— start of Records shown —

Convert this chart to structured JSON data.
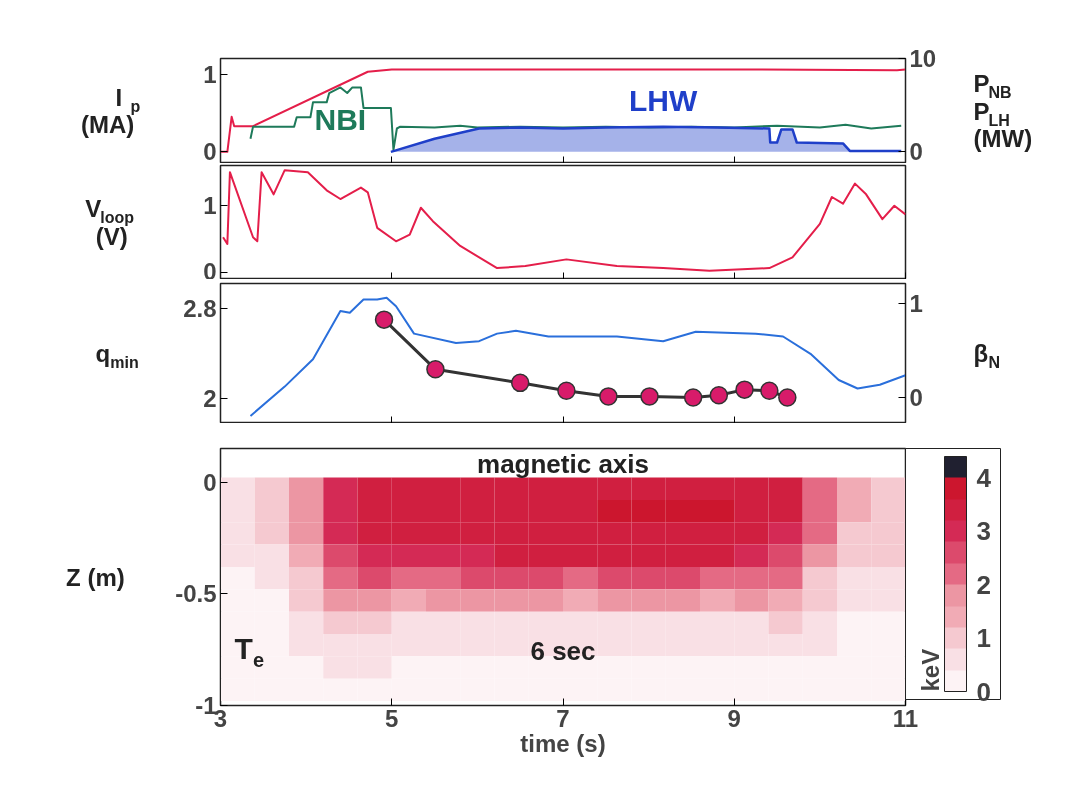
{
  "chart_data": [
    {
      "type": "line",
      "ylabel": "I$_{p}$ (MA)",
      "y2label": "P$_{NB}$ P$_{LH}$ (MW)",
      "xlim": [
        3,
        11
      ],
      "xticks": [
        3,
        5,
        7,
        9,
        11
      ],
      "ylim": [
        -0.15,
        1.2
      ],
      "yticks": [
        0,
        1
      ],
      "y2lim": [
        -1.25,
        10
      ],
      "y2ticks": [
        0,
        10
      ],
      "tick_labels": "y",
      "grid": false,
      "series": [
        {
          "color": "#e41e4a",
          "x": [
            3.0,
            3.08,
            3.13,
            3.16,
            3.38,
            4.72,
            5.0,
            7.0,
            9.0,
            10.9,
            11.0
          ],
          "values": [
            0,
            0,
            0.45,
            0.33,
            0.33,
            1.03,
            1.06,
            1.06,
            1.06,
            1.05,
            1.06
          ]
        },
        {
          "name": "NBI",
          "color": "#1e7a5a",
          "axis": "y2",
          "x": [
            3.35,
            3.38,
            3.86,
            3.89,
            4.05,
            4.08,
            4.24,
            4.27,
            4.4,
            4.48,
            4.54,
            4.64,
            4.67,
            4.99,
            5.02,
            5.06,
            5.1,
            5.5,
            5.8,
            6.0,
            6.5,
            7.0,
            7.5,
            8.0,
            8.5,
            9.0,
            9.5,
            10.0,
            10.3,
            10.6,
            10.95
          ],
          "values": [
            1.4,
            2.7,
            2.7,
            3.7,
            3.7,
            5.3,
            5.3,
            6.3,
            6.9,
            6.3,
            6.9,
            6.9,
            4.7,
            4.7,
            0.2,
            2.5,
            2.7,
            2.6,
            2.8,
            2.6,
            2.7,
            2.6,
            2.7,
            2.6,
            2.7,
            2.6,
            2.8,
            2.6,
            2.9,
            2.5,
            2.8
          ]
        },
        {
          "name": "LHW",
          "type": "area",
          "color": "#1f3fc9",
          "axis": "y2",
          "x": [
            4.99,
            5.5,
            6.02,
            6.5,
            7.0,
            7.5,
            8.17,
            8.8,
            9.41,
            9.42,
            9.5,
            9.55,
            9.68,
            9.73,
            10.27,
            10.35,
            10.95
          ],
          "values": [
            0,
            1.4,
            2.5,
            2.6,
            2.5,
            2.6,
            2.7,
            2.6,
            2.5,
            1.0,
            1.0,
            2.4,
            2.4,
            1.0,
            0.9,
            0.1,
            0.1
          ]
        }
      ]
    },
    {
      "type": "line",
      "ylabel": "V$_{loop}$ (V)",
      "xlim": [
        3,
        11
      ],
      "xticks": [
        3,
        5,
        7,
        9,
        11
      ],
      "ylim": [
        -0.1,
        1.6
      ],
      "yticks": [
        0,
        1
      ],
      "tick_labels": "y",
      "grid": false,
      "series": [
        {
          "color": "#e41e4a",
          "x": [
            3.03,
            3.08,
            3.11,
            3.38,
            3.43,
            3.48,
            3.62,
            3.75,
            4.02,
            4.24,
            4.4,
            4.64,
            4.72,
            4.83,
            5.05,
            5.21,
            5.34,
            5.48,
            5.8,
            6.23,
            6.56,
            7.04,
            7.63,
            8.17,
            8.71,
            9.41,
            9.68,
            10.0,
            10.14,
            10.27,
            10.41,
            10.54,
            10.73,
            10.87,
            11.0
          ],
          "values": [
            0.53,
            0.43,
            1.5,
            0.53,
            0.47,
            1.5,
            1.17,
            1.53,
            1.5,
            1.23,
            1.1,
            1.27,
            1.2,
            0.67,
            0.47,
            0.57,
            0.97,
            0.77,
            0.4,
            0.07,
            0.1,
            0.2,
            0.1,
            0.07,
            0.03,
            0.07,
            0.23,
            0.73,
            1.13,
            1.03,
            1.33,
            1.17,
            0.8,
            1.0,
            0.87
          ]
        }
      ]
    },
    {
      "type": "line",
      "ylabel": "q$_{min}$",
      "y2label": "β$_{N}$",
      "xlim": [
        3,
        11
      ],
      "xticks": [
        3,
        5,
        7,
        9,
        11
      ],
      "ylim": [
        1.78,
        3.02
      ],
      "yticks": [
        2,
        2.8
      ],
      "y2lim": [
        -0.27,
        1.21
      ],
      "y2ticks": [
        0,
        1
      ],
      "tick_labels": "y",
      "grid": false,
      "series": [
        {
          "color": "#2a6fdb",
          "axis": "y2",
          "x": [
            3.35,
            3.75,
            4.08,
            4.4,
            4.51,
            4.67,
            4.83,
            4.94,
            5.05,
            5.26,
            5.75,
            6.02,
            6.23,
            6.45,
            6.83,
            7.63,
            8.17,
            8.55,
            9.25,
            9.57,
            9.9,
            10.22,
            10.44,
            10.7,
            11.0
          ],
          "values": [
            -0.19,
            0.12,
            0.41,
            0.92,
            0.9,
            1.04,
            1.04,
            1.06,
            0.97,
            0.68,
            0.58,
            0.6,
            0.68,
            0.71,
            0.65,
            0.65,
            0.6,
            0.7,
            0.68,
            0.65,
            0.46,
            0.19,
            0.1,
            0.14,
            0.24
          ]
        },
        {
          "color": "#d81b6a",
          "marker": "circle",
          "x": [
            4.91,
            5.51,
            6.5,
            7.04,
            7.53,
            8.01,
            8.52,
            8.82,
            9.12,
            9.41,
            9.62
          ],
          "values": [
            2.7,
            2.26,
            2.14,
            2.07,
            2.02,
            2.02,
            2.01,
            2.03,
            2.08,
            2.07,
            2.01
          ]
        }
      ]
    },
    {
      "type": "heatmap",
      "ylabel": "Z (m)",
      "xlabel": "time (s)",
      "xlim": [
        3,
        11
      ],
      "xticks": [
        3,
        5,
        7,
        9,
        11
      ],
      "ylim": [
        -1,
        0.15
      ],
      "yticks": [
        -1,
        -0.5,
        0
      ],
      "grid": false,
      "clabel": "keV",
      "clim": [
        0,
        4.4
      ],
      "cticks": [
        0,
        1,
        2,
        3,
        4
      ],
      "colors": [
        "#fdf3f5",
        "#f9e0e5",
        "#f5c9d0",
        "#f1abb5",
        "#ec96a3",
        "#e46a84",
        "#dc4a6c",
        "#d42a55",
        "#d01f40",
        "#cc162e",
        "#202030"
      ],
      "annotations": [
        "magnetic axis",
        "T$_{e}$",
        "6 sec"
      ],
      "x": [
        3.2,
        3.6,
        4.0,
        4.4,
        4.8,
        5.2,
        5.6,
        6.0,
        6.4,
        6.8,
        7.2,
        7.6,
        8.0,
        8.4,
        8.8,
        9.2,
        9.6,
        10.0,
        10.4,
        10.8
      ],
      "y": [
        -0.03,
        -0.13,
        -0.23,
        -0.33,
        -0.43,
        -0.53,
        -0.63,
        -0.73,
        -0.83,
        -0.93
      ],
      "cells": [
        [
          0.6,
          1.0,
          1.8,
          2.8,
          3.2,
          3.4,
          3.4,
          3.2,
          3.4,
          3.4,
          3.6,
          3.6,
          3.6,
          3.6,
          3.6,
          3.6,
          3.2,
          2.4,
          1.4,
          1.2
        ],
        [
          0.6,
          1.0,
          1.8,
          3.0,
          3.4,
          3.6,
          3.4,
          3.4,
          3.6,
          3.6,
          3.6,
          3.8,
          3.8,
          3.8,
          3.8,
          3.6,
          3.2,
          2.2,
          1.4,
          1.2
        ],
        [
          0.5,
          0.8,
          1.6,
          2.8,
          3.4,
          3.4,
          3.2,
          3.4,
          3.6,
          3.6,
          3.6,
          3.6,
          3.6,
          3.6,
          3.6,
          3.4,
          3.0,
          2.0,
          1.0,
          1.0
        ],
        [
          0.4,
          0.6,
          1.4,
          2.6,
          3.0,
          3.0,
          2.8,
          3.0,
          3.2,
          3.2,
          3.2,
          3.2,
          3.2,
          3.2,
          3.2,
          3.0,
          2.6,
          1.6,
          0.8,
          0.8
        ],
        [
          0.3,
          0.4,
          1.2,
          2.2,
          2.6,
          2.4,
          2.4,
          2.6,
          2.6,
          2.6,
          2.4,
          2.6,
          2.6,
          2.6,
          2.4,
          2.4,
          2.0,
          1.2,
          0.6,
          0.6
        ],
        [
          0.2,
          0.3,
          0.8,
          1.6,
          1.6,
          1.4,
          1.6,
          1.8,
          1.6,
          1.6,
          1.4,
          1.6,
          1.6,
          1.6,
          1.4,
          1.6,
          1.4,
          0.8,
          0.4,
          0.4
        ],
        [
          0.2,
          0.2,
          0.6,
          1.0,
          0.8,
          0.6,
          0.6,
          0.6,
          0.6,
          0.6,
          0.6,
          0.6,
          0.6,
          0.6,
          0.6,
          0.6,
          0.8,
          0.6,
          0.3,
          0.3
        ],
        [
          0.1,
          0.2,
          0.4,
          0.6,
          0.6,
          0.4,
          0.4,
          0.4,
          0.4,
          0.4,
          0.4,
          0.4,
          0.4,
          0.4,
          0.4,
          0.4,
          0.4,
          0.4,
          0.2,
          0.2
        ],
        [
          0.1,
          0.1,
          0.3,
          0.4,
          0.4,
          0.3,
          0.3,
          0.3,
          0.3,
          0.3,
          0.3,
          0.3,
          0.3,
          0.3,
          0.3,
          0.3,
          0.3,
          0.3,
          0.2,
          0.1
        ],
        [
          0.1,
          0.1,
          0.2,
          0.2,
          0.2,
          0.2,
          0.2,
          0.2,
          0.2,
          0.2,
          0.2,
          0.2,
          0.2,
          0.2,
          0.2,
          0.2,
          0.2,
          0.2,
          0.1,
          0.1
        ]
      ]
    }
  ]
}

— end of Records shown —

Looking at the listing above, count the lines that contain "ylabel" and give nothing but the number.

Exercise result → 4